* **YOUR TASK**
Below is a block of records; reproduce all of them exactly and leave out any pictures.

* **INPUT RECORDS**
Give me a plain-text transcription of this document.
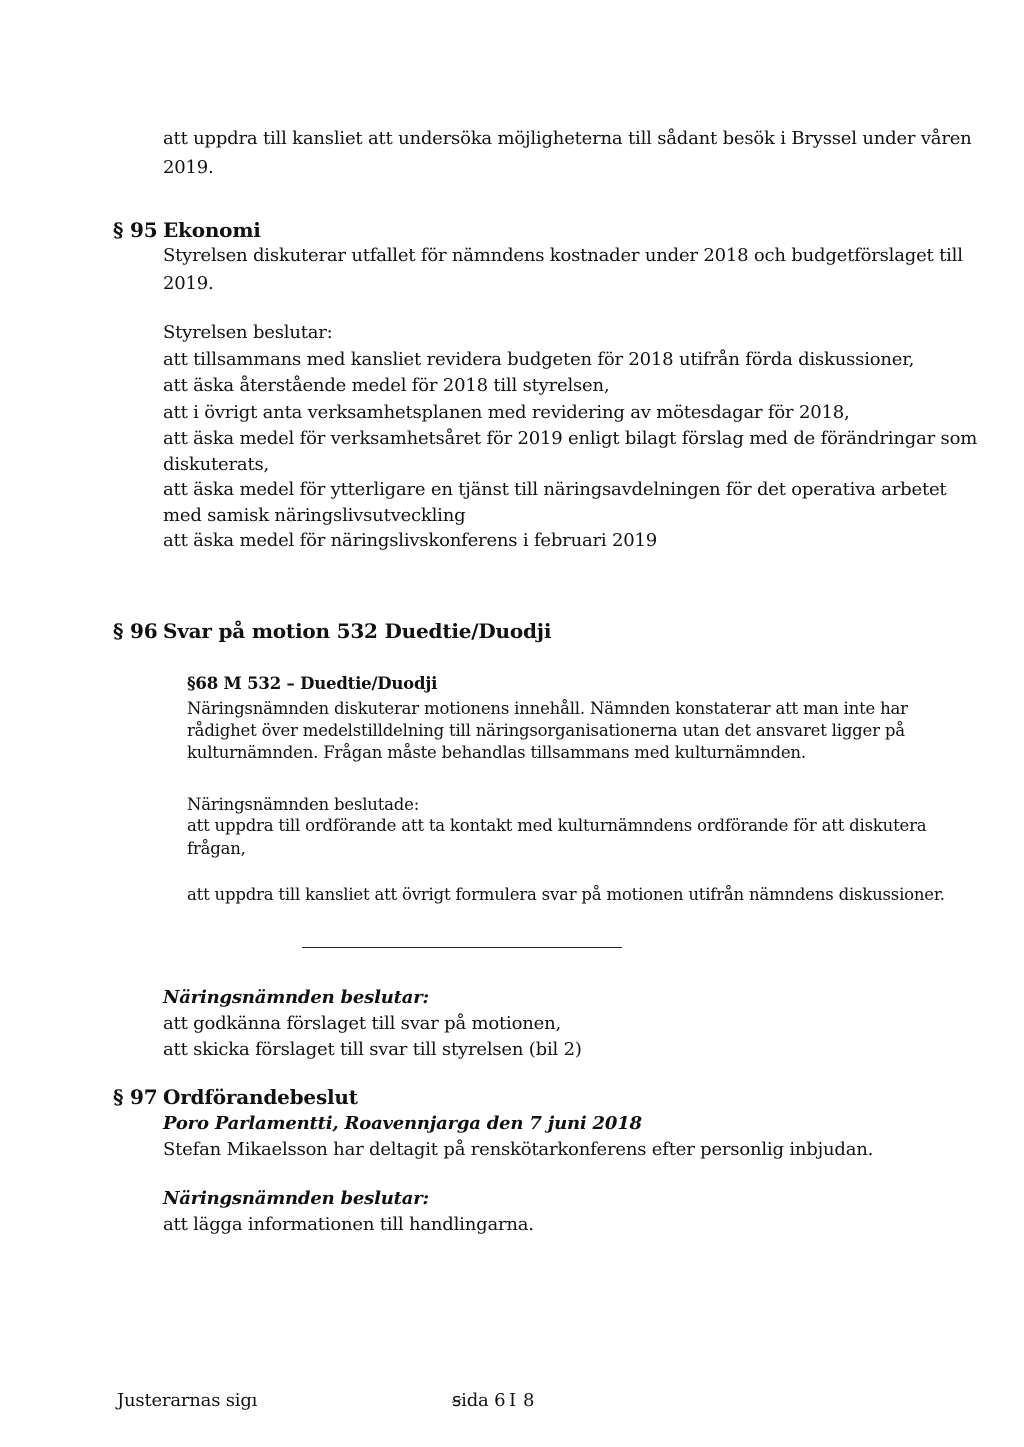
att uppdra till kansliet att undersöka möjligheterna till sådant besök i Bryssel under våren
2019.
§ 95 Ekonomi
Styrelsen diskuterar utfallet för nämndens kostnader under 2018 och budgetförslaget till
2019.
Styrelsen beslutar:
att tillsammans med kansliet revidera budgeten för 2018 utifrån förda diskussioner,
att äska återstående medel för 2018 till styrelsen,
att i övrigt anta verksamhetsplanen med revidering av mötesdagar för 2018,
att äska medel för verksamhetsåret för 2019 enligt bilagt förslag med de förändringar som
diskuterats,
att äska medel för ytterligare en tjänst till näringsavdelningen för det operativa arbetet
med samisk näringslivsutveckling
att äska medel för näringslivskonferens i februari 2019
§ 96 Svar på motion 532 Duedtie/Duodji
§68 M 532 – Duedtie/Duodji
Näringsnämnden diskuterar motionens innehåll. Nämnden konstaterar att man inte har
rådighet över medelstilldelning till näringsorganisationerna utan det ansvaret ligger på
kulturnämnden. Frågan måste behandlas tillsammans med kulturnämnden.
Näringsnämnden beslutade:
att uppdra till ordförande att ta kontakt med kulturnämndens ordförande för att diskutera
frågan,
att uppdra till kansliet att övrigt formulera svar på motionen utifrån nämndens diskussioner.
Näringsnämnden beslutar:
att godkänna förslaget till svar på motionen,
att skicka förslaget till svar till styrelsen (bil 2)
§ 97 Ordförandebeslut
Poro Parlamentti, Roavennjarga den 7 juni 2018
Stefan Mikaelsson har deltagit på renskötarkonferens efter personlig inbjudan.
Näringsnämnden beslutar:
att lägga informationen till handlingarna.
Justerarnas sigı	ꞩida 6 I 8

* **SOLUTION TO THIS TASK**
Give me a plain-text transcription of this document.
att uppdra till kansliet att undersöka möjligheterna till sådant besök i Bryssel under våren
2019.
§ 95 Ekonomi
Styrelsen diskuterar utfallet för nämndens kostnader under 2018 och budgetförslaget till
2019.
Styrelsen beslutar:
att tillsammans med kansliet revidera budgeten för 2018 utifrån förda diskussioner,
att äska återstående medel för 2018 till styrelsen,
att i övrigt anta verksamhetsplanen med revidering av mötesdagar för 2018,
att äska medel för verksamhetsåret för 2019 enligt bilagt förslag med de förändringar som
diskuterats,
att äska medel för ytterligare en tjänst till näringsavdelningen för det operativa arbetet
med samisk näringslivsutveckling
att äska medel för näringslivskonferens i februari 2019
§ 96 Svar på motion 532 Duedtie/Duodji
§68 M 532 – Duedtie/Duodji
Näringsnämnden diskuterar motionens innehåll. Nämnden konstaterar att man inte har
rådighet över medelstilldelning till näringsorganisationerna utan det ansvaret ligger på
kulturnämnden. Frågan måste behandlas tillsammans med kulturnämnden.
Näringsnämnden beslutade:
att uppdra till ordförande att ta kontakt med kulturnämndens ordförande för att diskutera
frågan,
att uppdra till kansliet att övrigt formulera svar på motionen utifrån nämndens diskussioner.
Näringsnämnden beslutar:
att godkänna förslaget till svar på motionen,
att skicka förslaget till svar till styrelsen (bil 2)
§ 97 Ordförandebeslut
Poro Parlamentti, Roavennjarga den 7 juni 2018
Stefan Mikaelsson har deltagit på renskötarkonferens efter personlig inbjudan.
Näringsnämnden beslutar:
att lägga informationen till handlingarna.
Justerarnas sigı	ꞩida 6 I 8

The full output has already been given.